#### Texto proporcionado:
Silvestre echa mano de los superpoderes más evidentes —que no sorprenderán a cualquier lector de Marvel o DC—, como la piroquinesis, la telepatía, el cambio de forma de hombre a bestia, la superfuerza, el dominio mental, el lanzamiento de ondas sónicas, la generación de campos de fuerza o la creación de ectoplasmas, junto a otros un tanto más sorprendentes —aunque tampoco exactamente originales, ya que es algo muy difícil o casi imposible en un campo tan trillado— como la propia viroquinesis de la protagonista checoslovaca o la umbraquinesis —dominio sobre la luz— de uno de los mandos que la controlan, entre otros muchos. Al fin y al cabo, los poderes en sí no serían lo realmente importante, sino aquello que el autor consigue hacer con ellos y su necesaria e imprescindible integración en las tramas.

Siguiendo pautas de la ciencia ficción, dentro de un relato que bien podría haber tirado hacia lo más fantasioso, el uso de cada poder además de causar cierta adicción requiere pagar un precio, requiere de que se reúnan una serie de condiciones que lo hagan posible. La energía ni se crea ni se destruye, y cada acción tiene una reacción, así que se deben reunir una serie de condiciones «realistas» y bien explicadas para que todo funcione —luego se podría discutir si la base tiene sentido o no—. A veces éstas no suponen un coste directo para el individuo, sino que responden a elementos externos de la física implicada en los mismos poderes, como en el caso del piroquinético Terrell, quien sólo necesita algo que produzca una chispa o que dispense calor en un ambiente cargado de oxígeno para desatar las llamas. O de la viroquinética Svoboda, capaz de manipular cualquier factor de enfermedad para agravarlo y quien sólo necesita un ambiente poco aséptico donde proliferen bacterias y demás —vamos, casi cualquiera— para desatar los peores males sobre otro ser humano. Pero en la mayoría de los casos es necesario un sacrificio personal, un coste energético para el cuerpo o la mente, un gasto que requiere incluso en ocasiones algún requisito extraño y doloroso —para el usuario o la víctima— imprescindible pero también vergonzante e inconfesable, una mancha en el «alma» que llegará a poner más en duda todavía la moralidad del uso de estos poderes.

#### Información suministrada:
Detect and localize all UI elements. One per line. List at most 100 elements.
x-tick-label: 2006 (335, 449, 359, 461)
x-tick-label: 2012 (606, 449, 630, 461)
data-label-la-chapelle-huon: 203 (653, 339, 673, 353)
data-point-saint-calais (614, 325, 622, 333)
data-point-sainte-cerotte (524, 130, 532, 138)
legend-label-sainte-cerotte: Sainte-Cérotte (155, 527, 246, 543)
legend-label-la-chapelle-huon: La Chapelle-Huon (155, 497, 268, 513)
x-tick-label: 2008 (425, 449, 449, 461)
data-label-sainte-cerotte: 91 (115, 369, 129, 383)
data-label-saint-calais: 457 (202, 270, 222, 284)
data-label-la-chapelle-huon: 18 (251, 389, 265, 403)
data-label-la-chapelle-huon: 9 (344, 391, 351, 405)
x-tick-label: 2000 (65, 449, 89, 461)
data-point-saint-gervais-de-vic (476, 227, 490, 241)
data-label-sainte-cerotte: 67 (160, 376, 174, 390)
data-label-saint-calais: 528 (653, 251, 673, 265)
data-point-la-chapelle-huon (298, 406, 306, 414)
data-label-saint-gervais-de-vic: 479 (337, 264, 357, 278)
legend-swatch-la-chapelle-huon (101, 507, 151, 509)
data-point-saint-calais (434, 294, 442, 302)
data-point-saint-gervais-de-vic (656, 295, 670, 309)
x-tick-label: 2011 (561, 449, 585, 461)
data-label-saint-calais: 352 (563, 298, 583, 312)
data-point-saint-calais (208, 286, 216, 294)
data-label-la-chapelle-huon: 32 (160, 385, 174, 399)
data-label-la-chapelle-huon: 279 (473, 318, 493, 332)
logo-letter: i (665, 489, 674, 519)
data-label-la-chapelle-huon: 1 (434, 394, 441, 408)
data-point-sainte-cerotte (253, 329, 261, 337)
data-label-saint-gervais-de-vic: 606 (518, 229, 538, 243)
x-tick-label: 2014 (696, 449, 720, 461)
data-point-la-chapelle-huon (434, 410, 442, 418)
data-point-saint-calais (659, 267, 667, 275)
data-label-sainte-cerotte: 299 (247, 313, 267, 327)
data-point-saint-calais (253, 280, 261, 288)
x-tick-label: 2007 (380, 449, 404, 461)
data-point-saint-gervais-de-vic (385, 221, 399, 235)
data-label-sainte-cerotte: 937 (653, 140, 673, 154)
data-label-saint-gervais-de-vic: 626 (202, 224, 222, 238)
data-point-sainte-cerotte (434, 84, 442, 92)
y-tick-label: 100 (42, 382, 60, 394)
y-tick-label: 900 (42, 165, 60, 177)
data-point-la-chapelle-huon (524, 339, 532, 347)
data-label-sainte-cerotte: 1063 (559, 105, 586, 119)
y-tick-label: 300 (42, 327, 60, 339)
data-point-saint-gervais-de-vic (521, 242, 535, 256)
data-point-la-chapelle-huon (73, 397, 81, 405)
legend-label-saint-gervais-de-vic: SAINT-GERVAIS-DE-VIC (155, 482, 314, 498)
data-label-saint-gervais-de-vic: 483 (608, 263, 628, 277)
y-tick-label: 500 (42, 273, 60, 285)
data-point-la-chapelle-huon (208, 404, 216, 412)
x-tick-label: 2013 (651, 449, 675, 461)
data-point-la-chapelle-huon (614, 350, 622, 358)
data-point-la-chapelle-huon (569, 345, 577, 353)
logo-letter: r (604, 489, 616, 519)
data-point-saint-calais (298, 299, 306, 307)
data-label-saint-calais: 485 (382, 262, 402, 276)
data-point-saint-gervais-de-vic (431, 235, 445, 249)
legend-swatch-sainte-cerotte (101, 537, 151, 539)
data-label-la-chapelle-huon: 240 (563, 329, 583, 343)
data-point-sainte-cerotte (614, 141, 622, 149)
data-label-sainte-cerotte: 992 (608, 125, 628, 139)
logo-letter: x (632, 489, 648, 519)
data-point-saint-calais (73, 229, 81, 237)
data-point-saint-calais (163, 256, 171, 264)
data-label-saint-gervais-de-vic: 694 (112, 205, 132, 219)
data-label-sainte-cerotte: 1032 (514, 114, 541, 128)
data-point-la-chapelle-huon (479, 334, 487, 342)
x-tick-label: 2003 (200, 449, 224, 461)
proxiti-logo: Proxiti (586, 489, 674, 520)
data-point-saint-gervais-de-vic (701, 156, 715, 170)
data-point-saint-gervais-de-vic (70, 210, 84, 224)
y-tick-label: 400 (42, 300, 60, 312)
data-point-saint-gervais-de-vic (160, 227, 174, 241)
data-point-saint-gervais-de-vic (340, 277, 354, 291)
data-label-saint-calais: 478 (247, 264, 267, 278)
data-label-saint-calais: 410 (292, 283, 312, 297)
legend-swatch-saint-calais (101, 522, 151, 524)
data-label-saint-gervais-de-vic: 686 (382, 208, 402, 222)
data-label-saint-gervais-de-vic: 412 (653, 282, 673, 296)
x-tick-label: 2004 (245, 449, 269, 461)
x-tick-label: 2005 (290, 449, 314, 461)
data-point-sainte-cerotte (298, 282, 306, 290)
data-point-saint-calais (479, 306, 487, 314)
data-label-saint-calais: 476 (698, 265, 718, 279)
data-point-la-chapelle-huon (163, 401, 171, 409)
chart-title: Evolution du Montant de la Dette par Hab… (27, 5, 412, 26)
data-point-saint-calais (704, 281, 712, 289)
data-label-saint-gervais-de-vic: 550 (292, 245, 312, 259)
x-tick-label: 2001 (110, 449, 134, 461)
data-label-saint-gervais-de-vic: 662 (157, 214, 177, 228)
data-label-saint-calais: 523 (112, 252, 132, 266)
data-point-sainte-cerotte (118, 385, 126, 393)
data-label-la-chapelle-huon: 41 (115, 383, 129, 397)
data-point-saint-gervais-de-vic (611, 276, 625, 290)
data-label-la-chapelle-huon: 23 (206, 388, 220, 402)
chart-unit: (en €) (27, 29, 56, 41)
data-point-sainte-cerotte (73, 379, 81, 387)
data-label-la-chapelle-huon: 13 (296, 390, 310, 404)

#### Consigna A:
Según el texto proporcionado, ¿qué necesita el piroquinético Terrell para desatar las llamas?
#### Consigna B:
Indique si cada afirmación coincide con el texto proporcionado, respondiendo sí o no y citando las palabras decisivas. (i) La umbraquinesis consiste en el dominio sobre la luz. (ii) El uso de los poderes no genera ninguna adicción. (iii) Svoboda necesita un ambiente completamente aséptico para actuar.
#### Consigna C:
Reproduzca el pasaje del texto proporcionado desde "Silvestre echa mano" hasta "en las tramas.", ambos incluidos.
Responda basándose solo en el texto proporcionado.

#### Solución A:
Terrell solo necesita algo que produzca una chispa o que dispense calor en un ambiente cargado de oxígeno.

#### Solución B:
(i) Sí: «la umbraquinesis —dominio sobre la luz—».
(ii) No: «el uso de cada poder además de causar cierta adicción requiere pagar un precio».
(iii) No: «sólo necesita un ambiente poco aséptico donde proliferen bacterias y demás».

#### Solución C:
Silvestre echa mano de los superpoderes más evidentes —que no sorprenderán a cualquier lector de Marvel o DC—, como la piroquinesis, la telepatía, el cambio de forma de hombre a bestia, la superfuerza, el dominio mental, el lanzamiento de ondas sónicas, la generación de campos de fuerza o la creación de ectoplasmas, junto a otros un tanto más sorprendentes —aunque tampoco exactamente originales, ya que es algo muy difícil o casi imposible en un campo tan trillado— como la propia viroquinesis de la protagonista checoslovaca o la umbraquinesis —dominio sobre la luz— de uno de los mandos que la controlan, entre otros muchos. Al fin y al cabo, los poderes en sí no serían lo realmente importante, sino aquello que el autor consigue hacer con ellos y su necesaria e imprescindible integración en las tramas.